* **Set exercise**
Copy every line that mentions the word "conditions".
┌─ Excerpted data
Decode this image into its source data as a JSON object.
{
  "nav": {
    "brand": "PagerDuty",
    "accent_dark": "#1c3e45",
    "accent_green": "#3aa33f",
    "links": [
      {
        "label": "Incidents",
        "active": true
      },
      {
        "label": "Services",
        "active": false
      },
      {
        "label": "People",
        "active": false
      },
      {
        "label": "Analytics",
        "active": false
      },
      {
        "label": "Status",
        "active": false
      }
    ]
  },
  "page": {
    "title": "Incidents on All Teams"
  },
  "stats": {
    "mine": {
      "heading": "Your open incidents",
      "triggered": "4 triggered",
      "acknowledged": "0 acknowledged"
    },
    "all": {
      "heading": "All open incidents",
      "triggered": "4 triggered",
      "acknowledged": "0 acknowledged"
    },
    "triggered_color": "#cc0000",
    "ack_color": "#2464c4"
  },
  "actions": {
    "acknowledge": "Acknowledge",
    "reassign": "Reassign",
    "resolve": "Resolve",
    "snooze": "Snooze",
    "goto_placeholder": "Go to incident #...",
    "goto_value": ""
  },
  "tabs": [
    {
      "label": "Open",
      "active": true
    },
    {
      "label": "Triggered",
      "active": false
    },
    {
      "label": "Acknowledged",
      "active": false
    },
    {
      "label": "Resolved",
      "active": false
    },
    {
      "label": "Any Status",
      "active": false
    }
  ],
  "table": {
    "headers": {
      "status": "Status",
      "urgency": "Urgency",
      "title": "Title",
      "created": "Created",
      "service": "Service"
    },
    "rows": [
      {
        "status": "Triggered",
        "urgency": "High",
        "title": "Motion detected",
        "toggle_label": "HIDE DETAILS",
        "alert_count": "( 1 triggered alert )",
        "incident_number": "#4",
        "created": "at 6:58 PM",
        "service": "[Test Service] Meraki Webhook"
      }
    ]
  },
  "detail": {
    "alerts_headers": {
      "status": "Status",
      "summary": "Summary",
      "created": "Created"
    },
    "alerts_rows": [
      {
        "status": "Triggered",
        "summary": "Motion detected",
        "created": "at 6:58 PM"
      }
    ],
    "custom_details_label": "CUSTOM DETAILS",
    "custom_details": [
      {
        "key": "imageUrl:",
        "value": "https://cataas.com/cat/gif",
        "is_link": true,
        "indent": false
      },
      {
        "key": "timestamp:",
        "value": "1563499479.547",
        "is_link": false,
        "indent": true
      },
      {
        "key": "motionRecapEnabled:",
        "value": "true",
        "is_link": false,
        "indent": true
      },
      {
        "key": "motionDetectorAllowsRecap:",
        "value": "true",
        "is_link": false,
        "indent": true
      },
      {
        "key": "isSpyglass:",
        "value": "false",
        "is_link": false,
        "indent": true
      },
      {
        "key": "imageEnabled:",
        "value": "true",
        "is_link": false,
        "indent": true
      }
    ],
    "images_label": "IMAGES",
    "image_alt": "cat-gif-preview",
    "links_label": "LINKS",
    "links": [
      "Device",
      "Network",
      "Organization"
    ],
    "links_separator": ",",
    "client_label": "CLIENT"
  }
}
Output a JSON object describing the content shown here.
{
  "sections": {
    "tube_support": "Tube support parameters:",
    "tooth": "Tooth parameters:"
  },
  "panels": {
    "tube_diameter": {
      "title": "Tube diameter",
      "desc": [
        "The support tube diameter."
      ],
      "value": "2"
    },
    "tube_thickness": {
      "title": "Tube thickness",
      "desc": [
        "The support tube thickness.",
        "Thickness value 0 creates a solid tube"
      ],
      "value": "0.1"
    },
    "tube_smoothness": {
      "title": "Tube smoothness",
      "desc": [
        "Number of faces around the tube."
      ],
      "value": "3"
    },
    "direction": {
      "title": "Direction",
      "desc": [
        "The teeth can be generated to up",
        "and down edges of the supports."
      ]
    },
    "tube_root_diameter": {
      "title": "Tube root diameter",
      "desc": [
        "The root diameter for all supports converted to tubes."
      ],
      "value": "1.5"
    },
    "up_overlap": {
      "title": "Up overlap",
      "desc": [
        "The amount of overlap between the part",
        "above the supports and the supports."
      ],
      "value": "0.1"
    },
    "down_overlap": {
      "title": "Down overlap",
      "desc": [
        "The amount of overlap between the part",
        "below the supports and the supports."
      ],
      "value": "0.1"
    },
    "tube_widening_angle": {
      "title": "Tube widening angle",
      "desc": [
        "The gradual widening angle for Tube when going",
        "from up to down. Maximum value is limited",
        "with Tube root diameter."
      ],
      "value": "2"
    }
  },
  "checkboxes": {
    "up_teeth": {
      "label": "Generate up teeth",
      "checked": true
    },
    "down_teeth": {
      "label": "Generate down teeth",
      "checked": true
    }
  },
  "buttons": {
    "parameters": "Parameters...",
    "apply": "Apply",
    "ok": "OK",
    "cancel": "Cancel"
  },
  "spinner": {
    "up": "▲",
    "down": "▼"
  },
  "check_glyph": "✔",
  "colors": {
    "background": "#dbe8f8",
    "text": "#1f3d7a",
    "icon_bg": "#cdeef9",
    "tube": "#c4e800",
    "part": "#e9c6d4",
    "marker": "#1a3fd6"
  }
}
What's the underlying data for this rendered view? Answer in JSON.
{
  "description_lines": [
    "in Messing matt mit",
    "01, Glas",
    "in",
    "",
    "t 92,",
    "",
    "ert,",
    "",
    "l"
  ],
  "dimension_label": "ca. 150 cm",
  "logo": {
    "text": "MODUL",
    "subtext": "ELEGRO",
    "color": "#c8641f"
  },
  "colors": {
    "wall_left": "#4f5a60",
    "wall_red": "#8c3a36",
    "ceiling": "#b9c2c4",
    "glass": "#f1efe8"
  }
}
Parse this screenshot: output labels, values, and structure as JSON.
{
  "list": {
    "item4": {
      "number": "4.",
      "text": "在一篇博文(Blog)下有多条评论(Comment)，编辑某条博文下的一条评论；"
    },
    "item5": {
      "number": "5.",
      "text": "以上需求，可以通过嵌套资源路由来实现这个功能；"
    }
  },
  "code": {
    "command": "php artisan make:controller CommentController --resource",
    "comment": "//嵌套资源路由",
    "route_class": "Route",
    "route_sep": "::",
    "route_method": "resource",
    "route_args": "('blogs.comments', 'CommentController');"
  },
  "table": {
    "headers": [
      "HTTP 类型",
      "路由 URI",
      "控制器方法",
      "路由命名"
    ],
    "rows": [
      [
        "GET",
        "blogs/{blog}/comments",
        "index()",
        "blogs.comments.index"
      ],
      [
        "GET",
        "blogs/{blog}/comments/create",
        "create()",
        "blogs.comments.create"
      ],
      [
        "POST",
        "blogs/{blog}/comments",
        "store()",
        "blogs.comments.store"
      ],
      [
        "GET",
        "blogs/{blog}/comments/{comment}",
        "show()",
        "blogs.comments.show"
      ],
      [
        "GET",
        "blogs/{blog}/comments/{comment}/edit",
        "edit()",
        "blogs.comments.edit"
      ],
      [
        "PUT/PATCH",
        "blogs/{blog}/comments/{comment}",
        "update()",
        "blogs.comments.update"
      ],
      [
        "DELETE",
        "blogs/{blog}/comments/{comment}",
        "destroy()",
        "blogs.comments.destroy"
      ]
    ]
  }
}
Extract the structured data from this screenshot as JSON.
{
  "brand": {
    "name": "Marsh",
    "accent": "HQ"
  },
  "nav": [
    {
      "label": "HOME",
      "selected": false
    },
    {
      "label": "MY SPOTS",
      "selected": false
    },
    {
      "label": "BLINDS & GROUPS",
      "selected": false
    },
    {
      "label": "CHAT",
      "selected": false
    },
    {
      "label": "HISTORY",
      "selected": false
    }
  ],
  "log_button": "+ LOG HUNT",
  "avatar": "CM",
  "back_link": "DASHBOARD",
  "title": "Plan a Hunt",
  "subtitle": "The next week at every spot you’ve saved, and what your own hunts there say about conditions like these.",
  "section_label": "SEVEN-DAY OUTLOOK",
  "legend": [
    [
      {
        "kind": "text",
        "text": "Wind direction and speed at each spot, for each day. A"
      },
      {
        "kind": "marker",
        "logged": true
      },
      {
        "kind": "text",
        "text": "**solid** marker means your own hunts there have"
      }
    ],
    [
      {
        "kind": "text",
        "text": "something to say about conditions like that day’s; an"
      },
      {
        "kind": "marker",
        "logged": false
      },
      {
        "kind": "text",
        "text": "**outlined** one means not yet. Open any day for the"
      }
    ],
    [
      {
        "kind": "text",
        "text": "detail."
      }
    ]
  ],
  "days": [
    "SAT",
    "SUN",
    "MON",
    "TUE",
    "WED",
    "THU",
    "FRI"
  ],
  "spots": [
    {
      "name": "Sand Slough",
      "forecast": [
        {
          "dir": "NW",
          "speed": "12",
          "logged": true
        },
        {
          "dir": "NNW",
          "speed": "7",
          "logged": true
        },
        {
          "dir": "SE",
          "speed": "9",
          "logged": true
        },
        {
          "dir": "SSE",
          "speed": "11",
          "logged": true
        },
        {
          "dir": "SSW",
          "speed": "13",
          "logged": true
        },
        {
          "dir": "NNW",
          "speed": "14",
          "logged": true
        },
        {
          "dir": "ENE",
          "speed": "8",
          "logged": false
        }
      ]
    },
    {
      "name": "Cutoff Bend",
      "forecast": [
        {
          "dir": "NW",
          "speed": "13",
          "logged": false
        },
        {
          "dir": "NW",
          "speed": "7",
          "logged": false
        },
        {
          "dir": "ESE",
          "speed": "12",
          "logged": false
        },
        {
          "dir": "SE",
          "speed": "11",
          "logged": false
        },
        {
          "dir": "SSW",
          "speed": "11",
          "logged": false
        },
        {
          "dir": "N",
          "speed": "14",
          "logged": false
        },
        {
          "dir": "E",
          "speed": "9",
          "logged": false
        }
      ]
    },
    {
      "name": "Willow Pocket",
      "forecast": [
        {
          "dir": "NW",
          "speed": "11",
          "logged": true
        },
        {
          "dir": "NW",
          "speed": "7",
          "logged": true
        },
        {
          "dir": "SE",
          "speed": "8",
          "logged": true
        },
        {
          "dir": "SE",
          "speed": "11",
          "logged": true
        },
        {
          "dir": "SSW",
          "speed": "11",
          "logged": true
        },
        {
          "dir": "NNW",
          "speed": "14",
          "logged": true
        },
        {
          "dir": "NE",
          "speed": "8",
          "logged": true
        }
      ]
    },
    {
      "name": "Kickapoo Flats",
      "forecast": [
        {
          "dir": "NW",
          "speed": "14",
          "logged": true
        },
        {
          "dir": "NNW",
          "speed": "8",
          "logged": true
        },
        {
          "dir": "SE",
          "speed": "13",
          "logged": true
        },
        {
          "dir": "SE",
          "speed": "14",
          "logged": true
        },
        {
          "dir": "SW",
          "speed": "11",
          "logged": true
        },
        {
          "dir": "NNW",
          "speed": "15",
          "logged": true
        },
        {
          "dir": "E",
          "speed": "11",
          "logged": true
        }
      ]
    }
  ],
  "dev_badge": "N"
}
└─
* **Output**
  "subtitle": "The next week at every spot you’ve saved, and what your own hunts there say about conditions like these.",
        "text": "something to say about conditions like that day’s; an"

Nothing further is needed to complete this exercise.